**Goal of the exercise:** Wherever the string "JSON" appears in the listing, copy that line.
* * *
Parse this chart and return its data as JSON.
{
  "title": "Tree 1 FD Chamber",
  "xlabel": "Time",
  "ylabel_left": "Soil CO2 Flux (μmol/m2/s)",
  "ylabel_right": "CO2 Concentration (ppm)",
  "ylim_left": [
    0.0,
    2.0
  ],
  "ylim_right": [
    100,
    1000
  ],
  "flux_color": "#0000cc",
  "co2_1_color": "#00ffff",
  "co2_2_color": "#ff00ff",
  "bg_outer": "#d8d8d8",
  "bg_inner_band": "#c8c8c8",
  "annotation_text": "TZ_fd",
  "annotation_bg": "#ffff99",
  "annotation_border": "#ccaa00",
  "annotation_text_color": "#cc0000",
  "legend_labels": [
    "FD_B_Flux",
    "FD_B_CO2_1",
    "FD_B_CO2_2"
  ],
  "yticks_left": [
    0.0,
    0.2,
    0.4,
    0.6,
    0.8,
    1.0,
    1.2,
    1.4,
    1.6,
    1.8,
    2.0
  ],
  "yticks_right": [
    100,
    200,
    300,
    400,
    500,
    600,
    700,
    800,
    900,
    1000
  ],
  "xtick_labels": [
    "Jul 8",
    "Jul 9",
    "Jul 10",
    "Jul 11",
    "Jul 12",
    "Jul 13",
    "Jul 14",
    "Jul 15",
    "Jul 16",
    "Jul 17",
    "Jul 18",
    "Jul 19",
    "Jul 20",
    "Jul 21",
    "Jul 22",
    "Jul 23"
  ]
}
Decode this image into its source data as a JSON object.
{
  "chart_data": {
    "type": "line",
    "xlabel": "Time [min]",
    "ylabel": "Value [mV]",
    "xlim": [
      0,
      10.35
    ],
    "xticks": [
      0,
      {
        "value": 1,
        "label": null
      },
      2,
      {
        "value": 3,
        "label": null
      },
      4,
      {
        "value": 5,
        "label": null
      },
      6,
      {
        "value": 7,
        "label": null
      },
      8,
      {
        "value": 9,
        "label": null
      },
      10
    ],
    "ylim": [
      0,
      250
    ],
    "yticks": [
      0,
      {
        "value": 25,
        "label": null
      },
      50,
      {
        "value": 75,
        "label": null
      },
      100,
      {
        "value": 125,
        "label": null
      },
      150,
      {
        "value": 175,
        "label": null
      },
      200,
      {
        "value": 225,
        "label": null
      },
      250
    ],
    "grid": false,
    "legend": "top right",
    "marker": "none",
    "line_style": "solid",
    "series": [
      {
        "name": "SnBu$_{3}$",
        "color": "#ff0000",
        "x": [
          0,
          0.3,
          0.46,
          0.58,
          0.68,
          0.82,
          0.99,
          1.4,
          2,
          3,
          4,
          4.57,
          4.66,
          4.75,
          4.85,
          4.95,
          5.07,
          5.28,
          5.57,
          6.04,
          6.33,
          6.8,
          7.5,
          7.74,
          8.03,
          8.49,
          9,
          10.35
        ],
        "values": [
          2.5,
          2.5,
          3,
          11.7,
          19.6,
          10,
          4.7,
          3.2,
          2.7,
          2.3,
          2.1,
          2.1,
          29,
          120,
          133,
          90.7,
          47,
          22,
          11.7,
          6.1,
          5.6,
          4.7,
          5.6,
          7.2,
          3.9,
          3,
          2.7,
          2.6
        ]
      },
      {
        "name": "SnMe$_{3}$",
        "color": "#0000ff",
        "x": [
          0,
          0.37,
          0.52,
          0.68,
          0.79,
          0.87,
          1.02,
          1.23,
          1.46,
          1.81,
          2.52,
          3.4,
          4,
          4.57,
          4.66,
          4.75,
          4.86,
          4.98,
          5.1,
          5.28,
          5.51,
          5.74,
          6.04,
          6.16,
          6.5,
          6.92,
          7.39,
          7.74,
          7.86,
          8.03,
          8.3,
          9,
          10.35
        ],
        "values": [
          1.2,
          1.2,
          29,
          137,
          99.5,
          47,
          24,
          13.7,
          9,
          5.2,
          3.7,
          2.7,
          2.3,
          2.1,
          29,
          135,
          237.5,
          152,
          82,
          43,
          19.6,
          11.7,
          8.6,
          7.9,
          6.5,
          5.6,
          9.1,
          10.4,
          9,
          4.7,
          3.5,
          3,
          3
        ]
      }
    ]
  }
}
* * *
**Output of the exercise:**
Parse this chart and return its data as JSON.
Decode this image into its source data as a JSON object.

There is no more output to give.